**Problem details**
Retype all of the data exactly as given.

**Material shown**
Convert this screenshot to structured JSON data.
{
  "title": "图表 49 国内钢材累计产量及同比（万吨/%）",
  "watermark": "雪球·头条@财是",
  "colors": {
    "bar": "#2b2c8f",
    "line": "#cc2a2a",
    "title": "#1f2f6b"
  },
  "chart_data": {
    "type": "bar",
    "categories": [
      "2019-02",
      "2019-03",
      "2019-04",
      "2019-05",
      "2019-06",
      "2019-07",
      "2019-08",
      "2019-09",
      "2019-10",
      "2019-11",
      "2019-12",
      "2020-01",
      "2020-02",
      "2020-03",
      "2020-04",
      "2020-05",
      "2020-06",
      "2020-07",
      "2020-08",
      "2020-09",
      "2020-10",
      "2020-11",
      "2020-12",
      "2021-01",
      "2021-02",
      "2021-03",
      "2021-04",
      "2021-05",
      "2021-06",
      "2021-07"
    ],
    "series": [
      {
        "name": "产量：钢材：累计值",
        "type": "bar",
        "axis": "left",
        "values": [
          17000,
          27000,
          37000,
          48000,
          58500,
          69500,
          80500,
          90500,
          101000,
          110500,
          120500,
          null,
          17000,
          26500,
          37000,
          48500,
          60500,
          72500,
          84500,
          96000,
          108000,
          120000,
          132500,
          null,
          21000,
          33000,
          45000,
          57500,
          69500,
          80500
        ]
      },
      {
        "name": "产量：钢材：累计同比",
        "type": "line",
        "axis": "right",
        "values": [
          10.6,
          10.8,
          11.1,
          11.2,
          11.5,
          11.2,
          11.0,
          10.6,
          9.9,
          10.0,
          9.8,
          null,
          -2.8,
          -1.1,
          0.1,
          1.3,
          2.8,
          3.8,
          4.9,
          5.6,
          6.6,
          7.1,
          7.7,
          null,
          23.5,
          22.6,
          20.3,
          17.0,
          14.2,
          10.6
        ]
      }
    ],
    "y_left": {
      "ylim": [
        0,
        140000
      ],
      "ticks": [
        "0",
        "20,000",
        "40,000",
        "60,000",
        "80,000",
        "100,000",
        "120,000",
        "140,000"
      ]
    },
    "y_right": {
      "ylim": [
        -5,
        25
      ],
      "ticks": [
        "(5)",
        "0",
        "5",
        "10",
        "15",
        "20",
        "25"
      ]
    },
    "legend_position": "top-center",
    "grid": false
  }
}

**Answer**
Convert this screenshot to structured JSON data.
{
  "title": "图表 49 国内钢材累计产量及同比（万吨/%）",
  "watermark": "雪球·头条@财是",
  "colors": {
    "bar": "#2b2c8f",
    "line": "#cc2a2a",
    "title": "#1f2f6b"
  },
  "chart_data": {
    "type": "bar",
    "categories": [
      "2019-02",
      "2019-03",
      "2019-04",
      "2019-05",
      "2019-06",
      "2019-07",
      "2019-08",
      "2019-09",
      "2019-10",
      "2019-11",
      "2019-12",
      "2020-01",
      "2020-02",
      "2020-03",
      "2020-04",
      "2020-05",
      "2020-06",
      "2020-07",
      "2020-08",
      "2020-09",
      "2020-10",
      "2020-11",
      "2020-12",
      "2021-01",
      "2021-02",
      "2021-03",
      "2021-04",
      "2021-05",
      "2021-06",
      "2021-07"
    ],
    "series": [
      {
        "name": "产量：钢材：累计值",
        "type": "bar",
        "axis": "left",
        "values": [
          17000,
          27000,
          37000,
          48000,
          58500,
          69500,
          80500,
          90500,
          101000,
          110500,
          120500,
          null,
          17000,
          26500,
          37000,
          48500,
          60500,
          72500,
          84500,
          96000,
          108000,
          120000,
          132500,
          null,
          21000,
          33000,
          45000,
          57500,
          69500,
          80500
        ]
      },
      {
        "name": "产量：钢材：累计同比",
        "type": "line",
        "axis": "right",
        "values": [
          10.6,
          10.8,
          11.1,
          11.2,
          11.5,
          11.2,
          11.0,
          10.6,
          9.9,
          10.0,
          9.8,
          null,
          -2.8,
          -1.1,
          0.1,
          1.3,
          2.8,
          3.8,
          4.9,
          5.6,
          6.6,
          7.1,
          7.7,
          null,
          23.5,
          22.6,
          20.3,
          17.0,
          14.2,
          10.6
        ]
      }
    ],
    "y_left": {
      "ylim": [
        0,
        140000
      ],
      "ticks": [
        "0",
        "20,000",
        "40,000",
        "60,000",
        "80,000",
        "100,000",
        "120,000",
        "140,000"
      ]
    },
    "y_right": {
      "ylim": [
        -5,
        25
      ],
      "ticks": [
        "(5)",
        "0",
        "5",
        "10",
        "15",
        "20",
        "25"
      ]
    },
    "legend_position": "top-center",
    "grid": false
  }
}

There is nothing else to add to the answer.